Read through the data and report every line in which the word "suggestions" occurs.

=======

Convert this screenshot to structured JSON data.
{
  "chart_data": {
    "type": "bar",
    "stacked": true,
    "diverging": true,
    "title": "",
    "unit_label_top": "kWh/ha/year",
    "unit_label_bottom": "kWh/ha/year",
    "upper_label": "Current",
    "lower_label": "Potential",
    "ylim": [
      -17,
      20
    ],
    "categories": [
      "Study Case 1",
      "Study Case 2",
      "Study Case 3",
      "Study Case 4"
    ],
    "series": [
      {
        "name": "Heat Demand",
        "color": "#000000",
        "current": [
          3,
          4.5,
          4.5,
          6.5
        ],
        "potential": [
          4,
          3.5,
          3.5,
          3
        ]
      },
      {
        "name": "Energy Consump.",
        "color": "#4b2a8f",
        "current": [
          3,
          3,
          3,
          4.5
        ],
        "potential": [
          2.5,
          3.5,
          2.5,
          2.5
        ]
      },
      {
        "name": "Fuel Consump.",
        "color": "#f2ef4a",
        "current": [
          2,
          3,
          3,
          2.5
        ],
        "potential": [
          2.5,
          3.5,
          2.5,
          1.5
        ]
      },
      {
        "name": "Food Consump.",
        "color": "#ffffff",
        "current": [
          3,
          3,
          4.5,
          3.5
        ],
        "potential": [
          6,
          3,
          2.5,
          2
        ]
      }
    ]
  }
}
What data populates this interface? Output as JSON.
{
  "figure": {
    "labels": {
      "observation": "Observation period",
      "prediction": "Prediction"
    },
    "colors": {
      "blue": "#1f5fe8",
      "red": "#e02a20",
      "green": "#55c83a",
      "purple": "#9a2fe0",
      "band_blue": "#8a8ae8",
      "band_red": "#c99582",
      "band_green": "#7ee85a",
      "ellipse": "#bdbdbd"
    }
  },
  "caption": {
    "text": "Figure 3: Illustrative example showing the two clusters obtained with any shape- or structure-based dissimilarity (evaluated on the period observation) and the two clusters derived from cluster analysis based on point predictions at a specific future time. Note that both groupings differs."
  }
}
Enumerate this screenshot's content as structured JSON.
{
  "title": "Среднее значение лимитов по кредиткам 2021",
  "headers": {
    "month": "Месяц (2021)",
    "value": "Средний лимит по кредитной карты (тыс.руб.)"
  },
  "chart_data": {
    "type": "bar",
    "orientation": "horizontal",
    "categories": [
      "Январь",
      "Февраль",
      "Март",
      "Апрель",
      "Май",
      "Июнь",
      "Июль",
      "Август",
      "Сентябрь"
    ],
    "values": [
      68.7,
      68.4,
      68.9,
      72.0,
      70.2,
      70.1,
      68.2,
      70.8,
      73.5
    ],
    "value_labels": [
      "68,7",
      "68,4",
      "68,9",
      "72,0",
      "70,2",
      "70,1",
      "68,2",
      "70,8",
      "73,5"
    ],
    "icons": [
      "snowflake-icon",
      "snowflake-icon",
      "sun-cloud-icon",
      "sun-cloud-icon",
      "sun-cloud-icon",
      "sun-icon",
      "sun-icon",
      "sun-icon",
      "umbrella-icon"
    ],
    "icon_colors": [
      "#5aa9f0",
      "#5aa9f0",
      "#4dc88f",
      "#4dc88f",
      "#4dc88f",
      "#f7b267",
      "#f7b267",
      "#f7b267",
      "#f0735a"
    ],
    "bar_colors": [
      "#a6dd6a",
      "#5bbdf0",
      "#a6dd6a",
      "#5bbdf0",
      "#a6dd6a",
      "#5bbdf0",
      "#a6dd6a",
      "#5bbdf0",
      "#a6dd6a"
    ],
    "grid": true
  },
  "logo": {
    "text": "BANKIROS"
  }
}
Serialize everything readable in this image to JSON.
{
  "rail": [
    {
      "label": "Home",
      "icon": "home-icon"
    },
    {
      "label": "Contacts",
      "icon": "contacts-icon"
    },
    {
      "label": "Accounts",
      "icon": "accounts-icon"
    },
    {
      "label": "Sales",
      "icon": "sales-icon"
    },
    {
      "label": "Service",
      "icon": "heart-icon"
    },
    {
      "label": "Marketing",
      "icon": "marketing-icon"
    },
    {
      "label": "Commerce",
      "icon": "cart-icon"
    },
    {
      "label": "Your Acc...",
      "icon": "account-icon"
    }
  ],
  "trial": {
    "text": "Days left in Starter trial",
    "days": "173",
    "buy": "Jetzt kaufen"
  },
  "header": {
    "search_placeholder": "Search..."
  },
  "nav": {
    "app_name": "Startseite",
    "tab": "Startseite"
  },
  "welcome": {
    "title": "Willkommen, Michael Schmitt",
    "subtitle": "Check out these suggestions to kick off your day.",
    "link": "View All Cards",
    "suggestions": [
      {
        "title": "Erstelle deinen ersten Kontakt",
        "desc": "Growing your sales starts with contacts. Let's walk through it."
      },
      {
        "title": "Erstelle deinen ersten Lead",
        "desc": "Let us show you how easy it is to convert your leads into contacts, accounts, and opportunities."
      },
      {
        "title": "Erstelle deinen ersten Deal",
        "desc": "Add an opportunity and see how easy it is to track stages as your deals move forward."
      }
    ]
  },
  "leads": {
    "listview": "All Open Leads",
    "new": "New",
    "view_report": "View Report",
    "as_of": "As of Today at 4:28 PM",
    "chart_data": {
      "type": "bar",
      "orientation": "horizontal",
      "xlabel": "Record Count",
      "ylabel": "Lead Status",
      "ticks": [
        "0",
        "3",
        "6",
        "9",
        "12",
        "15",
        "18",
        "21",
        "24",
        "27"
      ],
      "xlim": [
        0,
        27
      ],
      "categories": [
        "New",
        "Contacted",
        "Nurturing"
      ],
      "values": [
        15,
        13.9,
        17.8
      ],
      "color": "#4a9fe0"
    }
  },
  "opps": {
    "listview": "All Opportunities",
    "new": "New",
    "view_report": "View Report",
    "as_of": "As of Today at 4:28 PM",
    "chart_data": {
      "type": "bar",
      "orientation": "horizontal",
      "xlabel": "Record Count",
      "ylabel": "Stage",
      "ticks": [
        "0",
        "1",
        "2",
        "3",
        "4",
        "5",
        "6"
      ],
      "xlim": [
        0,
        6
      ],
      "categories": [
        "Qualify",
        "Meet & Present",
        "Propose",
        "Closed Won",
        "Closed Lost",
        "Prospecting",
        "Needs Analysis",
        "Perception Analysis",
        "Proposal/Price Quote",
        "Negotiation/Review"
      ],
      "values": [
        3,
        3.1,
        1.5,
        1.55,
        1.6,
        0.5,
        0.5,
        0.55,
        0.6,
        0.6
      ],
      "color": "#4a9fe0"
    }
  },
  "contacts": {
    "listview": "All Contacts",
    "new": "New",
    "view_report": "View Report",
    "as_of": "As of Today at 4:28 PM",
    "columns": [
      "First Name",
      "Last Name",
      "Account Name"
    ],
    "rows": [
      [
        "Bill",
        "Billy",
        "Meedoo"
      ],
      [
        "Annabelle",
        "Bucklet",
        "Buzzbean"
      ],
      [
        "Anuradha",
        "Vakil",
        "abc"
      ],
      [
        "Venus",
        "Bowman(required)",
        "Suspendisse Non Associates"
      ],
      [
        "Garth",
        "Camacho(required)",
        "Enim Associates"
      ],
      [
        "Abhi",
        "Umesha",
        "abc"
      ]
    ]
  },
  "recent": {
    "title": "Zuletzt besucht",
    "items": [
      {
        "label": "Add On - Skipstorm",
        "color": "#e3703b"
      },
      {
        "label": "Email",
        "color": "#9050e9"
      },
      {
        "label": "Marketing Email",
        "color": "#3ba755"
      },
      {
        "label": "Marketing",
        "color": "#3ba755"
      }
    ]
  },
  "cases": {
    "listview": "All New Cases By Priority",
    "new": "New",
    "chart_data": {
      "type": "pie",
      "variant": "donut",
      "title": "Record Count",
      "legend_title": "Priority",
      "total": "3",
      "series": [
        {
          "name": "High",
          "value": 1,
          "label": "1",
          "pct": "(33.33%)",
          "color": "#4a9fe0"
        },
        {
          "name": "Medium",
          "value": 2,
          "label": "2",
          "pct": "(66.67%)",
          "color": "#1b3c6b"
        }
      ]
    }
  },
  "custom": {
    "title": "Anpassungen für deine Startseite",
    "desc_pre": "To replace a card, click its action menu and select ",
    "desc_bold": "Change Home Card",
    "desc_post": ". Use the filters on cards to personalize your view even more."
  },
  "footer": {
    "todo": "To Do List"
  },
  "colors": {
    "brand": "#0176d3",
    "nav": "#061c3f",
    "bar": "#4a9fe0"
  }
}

=======

* ANSWER BELOW:
    "subtitle": "Check out these suggestions to kick off your day.",
    "suggestions": [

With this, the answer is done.